Data lines

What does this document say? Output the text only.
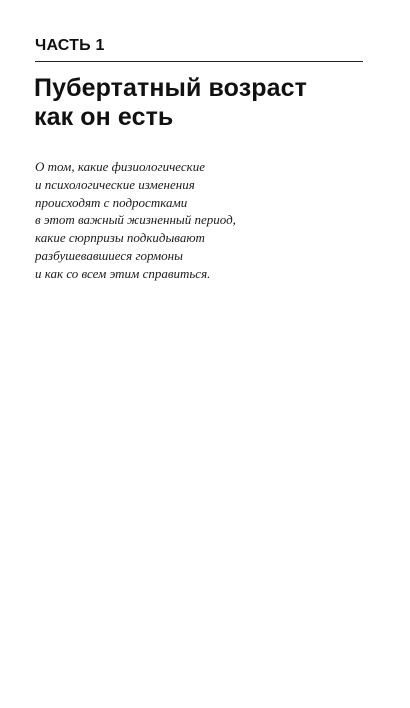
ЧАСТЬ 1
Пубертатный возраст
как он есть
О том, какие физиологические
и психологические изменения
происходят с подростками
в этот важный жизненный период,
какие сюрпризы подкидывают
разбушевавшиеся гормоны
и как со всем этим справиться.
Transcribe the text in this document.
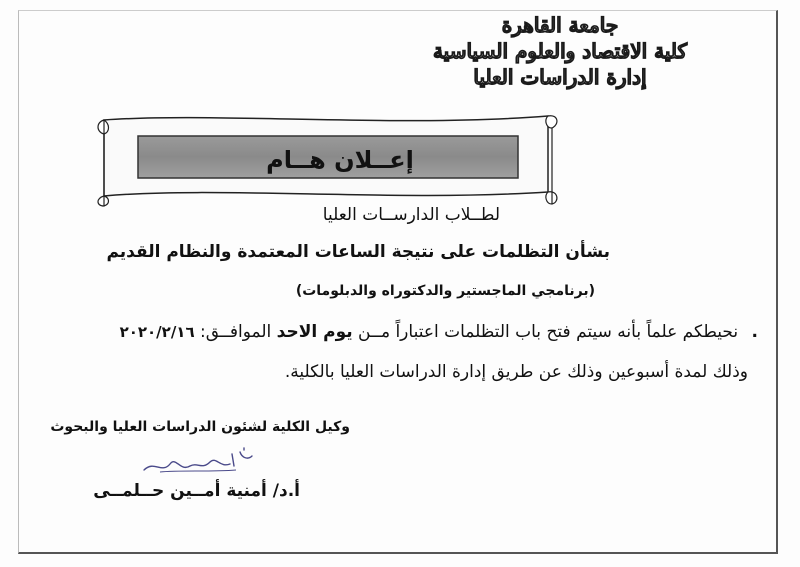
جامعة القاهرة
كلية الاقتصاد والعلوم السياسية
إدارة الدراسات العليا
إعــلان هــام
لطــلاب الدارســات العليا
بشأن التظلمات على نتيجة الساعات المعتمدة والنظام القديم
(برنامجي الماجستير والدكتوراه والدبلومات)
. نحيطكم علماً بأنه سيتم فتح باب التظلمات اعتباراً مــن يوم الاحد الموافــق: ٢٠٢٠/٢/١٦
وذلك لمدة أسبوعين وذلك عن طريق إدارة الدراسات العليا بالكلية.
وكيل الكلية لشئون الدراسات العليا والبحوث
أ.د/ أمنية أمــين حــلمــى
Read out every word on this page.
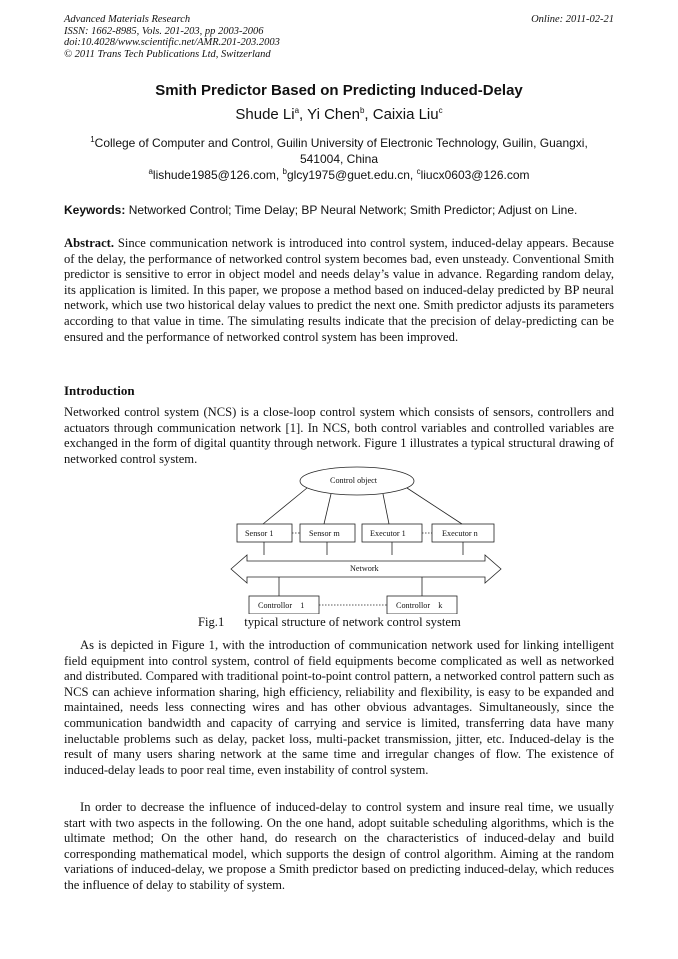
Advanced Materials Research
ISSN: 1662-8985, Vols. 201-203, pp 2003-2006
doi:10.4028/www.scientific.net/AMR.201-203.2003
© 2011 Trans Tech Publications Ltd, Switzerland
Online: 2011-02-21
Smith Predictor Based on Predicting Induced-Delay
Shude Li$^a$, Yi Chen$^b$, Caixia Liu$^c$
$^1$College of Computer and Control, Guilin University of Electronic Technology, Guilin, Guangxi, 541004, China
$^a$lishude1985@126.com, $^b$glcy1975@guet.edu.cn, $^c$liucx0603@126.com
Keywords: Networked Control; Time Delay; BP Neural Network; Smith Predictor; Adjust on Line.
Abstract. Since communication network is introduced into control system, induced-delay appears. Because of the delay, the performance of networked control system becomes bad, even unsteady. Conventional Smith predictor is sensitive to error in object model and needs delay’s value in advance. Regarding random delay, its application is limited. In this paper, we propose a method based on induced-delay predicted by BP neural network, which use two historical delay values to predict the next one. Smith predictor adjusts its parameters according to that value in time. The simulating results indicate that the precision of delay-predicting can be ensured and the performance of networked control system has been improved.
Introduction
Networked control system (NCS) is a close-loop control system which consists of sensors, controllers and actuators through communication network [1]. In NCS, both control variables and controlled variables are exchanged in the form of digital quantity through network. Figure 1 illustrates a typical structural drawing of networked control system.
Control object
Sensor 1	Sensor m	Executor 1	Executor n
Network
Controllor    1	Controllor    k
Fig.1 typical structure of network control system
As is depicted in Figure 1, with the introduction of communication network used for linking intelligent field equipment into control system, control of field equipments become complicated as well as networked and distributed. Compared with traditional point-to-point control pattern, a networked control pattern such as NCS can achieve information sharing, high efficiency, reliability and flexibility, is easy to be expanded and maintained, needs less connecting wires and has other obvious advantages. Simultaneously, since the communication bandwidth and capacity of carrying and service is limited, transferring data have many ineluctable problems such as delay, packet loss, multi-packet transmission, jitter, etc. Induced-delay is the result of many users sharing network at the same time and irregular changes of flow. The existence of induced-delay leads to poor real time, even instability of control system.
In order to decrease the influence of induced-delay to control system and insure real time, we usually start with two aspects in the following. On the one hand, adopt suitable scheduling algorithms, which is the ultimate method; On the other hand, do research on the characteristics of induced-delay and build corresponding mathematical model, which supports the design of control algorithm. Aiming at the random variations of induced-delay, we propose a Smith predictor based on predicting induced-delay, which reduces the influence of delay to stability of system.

To be done
Find every line in the records above that holds the word "with", and copy each one.

Written answer
As is depicted in Figure 1, with the introduction of communication network used for linking intelligent field equipment into control system, control of field equipments become complicated as well as networked and distributed. Compared with traditional point-to-point control pattern, a networked control pattern such as NCS can achieve information sharing, high efficiency, reliability and flexibility, is easy to be expanded and maintained, needs less connecting wires and has other obvious advantages. Simultaneously, since the communication bandwidth and capacity of carrying and service is limited, transferring data have many ineluctable problems such as delay, packet loss, multi-packet transmission, jitter, etc. Induced-delay is the result of many users sharing network at the same time and irregular changes of flow. The existence of induced-delay leads to poor real time, even instability of control system.
In order to decrease the influence of induced-delay to control system and insure real time, we usually start with two aspects in the following. On the one hand, adopt suitable scheduling algorithms, which is the ultimate method; On the other hand, do research on the characteristics of induced-delay and build corresponding mathematical model, which supports the design of control algorithm. Aiming at the random variations of induced-delay, we propose a Smith predictor based on predicting induced-delay, which reduces the influence of delay to stability of system.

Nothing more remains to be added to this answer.